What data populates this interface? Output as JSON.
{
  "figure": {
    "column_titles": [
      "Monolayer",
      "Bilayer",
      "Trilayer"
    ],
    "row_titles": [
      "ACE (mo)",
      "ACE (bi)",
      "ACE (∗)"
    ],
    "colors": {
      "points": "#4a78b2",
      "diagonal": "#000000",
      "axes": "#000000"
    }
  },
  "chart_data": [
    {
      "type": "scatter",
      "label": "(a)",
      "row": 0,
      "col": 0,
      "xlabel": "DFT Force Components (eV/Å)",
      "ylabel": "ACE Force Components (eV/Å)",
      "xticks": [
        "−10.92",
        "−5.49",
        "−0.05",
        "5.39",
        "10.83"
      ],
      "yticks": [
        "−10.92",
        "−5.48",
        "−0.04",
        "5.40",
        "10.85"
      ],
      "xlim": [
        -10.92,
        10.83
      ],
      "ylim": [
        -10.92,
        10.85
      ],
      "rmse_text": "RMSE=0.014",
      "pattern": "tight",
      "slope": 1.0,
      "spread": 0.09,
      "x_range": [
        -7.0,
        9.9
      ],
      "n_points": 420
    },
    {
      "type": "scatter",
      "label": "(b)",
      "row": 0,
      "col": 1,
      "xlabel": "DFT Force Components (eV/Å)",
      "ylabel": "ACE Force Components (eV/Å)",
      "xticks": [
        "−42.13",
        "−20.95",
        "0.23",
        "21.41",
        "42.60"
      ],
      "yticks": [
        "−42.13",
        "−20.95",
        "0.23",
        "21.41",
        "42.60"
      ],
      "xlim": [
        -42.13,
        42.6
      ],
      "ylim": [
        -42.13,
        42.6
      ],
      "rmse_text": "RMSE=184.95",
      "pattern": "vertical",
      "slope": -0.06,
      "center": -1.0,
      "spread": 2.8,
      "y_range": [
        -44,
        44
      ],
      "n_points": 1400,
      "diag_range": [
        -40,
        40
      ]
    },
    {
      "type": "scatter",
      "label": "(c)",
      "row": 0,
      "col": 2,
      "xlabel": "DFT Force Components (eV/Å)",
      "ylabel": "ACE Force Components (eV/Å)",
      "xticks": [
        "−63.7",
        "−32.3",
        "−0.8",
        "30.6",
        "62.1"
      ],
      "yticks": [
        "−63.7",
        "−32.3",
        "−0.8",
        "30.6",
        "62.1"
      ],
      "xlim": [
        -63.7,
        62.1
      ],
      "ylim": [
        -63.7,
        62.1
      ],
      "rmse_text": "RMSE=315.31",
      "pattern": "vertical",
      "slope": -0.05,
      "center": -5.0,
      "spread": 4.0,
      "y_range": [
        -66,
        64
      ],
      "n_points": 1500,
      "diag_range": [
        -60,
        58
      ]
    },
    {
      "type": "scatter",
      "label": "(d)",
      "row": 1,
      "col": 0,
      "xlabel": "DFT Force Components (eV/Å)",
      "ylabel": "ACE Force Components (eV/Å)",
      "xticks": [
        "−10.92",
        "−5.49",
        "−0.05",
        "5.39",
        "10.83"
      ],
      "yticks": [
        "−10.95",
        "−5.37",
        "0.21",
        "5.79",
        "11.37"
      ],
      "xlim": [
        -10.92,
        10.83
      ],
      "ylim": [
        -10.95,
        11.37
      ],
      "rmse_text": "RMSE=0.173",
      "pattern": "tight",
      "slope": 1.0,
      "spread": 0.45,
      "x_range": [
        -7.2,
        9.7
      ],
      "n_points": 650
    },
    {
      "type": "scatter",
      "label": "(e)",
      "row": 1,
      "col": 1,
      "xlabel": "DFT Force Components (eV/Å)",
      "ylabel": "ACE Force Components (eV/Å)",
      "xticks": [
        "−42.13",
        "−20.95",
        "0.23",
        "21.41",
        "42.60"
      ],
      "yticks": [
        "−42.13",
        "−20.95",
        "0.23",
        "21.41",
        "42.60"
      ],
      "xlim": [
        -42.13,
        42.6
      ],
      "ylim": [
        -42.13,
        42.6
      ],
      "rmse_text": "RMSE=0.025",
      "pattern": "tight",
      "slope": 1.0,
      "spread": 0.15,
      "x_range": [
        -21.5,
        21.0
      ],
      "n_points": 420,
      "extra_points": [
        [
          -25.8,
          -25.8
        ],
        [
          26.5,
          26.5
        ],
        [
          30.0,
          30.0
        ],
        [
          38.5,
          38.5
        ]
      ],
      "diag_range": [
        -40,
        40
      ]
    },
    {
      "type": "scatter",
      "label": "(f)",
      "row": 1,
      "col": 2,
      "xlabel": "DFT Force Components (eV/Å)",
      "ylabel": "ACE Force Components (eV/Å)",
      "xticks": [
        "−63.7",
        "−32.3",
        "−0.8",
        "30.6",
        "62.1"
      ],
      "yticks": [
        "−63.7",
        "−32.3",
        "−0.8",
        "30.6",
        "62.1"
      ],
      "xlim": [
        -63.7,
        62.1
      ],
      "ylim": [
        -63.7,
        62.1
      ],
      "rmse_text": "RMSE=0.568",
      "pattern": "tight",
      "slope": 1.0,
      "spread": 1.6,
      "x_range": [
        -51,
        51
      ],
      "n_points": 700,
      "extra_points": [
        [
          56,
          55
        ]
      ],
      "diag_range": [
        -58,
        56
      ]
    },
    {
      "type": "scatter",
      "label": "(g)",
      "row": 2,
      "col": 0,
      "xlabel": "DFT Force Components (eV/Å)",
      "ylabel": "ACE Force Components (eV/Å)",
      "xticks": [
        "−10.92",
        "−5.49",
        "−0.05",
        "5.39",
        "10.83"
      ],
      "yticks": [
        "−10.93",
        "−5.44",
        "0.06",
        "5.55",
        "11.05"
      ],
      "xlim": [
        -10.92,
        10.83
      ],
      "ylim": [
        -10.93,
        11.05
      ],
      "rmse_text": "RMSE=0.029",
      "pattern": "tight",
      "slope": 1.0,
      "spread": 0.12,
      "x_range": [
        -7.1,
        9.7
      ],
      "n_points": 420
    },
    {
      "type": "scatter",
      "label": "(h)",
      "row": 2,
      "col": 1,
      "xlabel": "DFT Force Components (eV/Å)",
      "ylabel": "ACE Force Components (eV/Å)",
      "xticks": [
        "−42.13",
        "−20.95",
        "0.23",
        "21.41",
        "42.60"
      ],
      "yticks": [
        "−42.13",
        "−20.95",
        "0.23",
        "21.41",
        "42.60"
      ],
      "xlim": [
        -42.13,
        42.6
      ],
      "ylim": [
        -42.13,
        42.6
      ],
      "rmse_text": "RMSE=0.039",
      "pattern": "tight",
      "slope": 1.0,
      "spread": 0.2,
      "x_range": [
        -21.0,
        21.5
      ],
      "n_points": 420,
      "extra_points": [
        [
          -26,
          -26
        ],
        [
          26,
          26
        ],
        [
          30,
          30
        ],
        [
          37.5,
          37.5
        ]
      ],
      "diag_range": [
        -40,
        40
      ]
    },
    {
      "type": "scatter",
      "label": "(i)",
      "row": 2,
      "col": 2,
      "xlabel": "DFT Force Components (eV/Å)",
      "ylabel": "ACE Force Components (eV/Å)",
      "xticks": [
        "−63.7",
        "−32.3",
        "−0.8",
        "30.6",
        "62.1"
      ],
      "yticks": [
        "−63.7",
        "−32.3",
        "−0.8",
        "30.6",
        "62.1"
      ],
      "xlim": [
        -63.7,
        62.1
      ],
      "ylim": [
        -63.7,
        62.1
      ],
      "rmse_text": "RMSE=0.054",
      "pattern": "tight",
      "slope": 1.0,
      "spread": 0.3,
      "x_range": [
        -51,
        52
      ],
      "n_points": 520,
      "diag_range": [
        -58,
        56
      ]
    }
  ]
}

-- GOAL --
Go through the listing above and list every line that has the word "spread".

-- EXERCISE ANSWER --
      "spread": 0.09,
      "spread": 2.8,
      "spread": 4.0,
      "spread": 0.45,
      "spread": 0.15,
      "spread": 1.6,
      "spread": 0.12,
      "spread": 0.2,
      "spread": 0.3,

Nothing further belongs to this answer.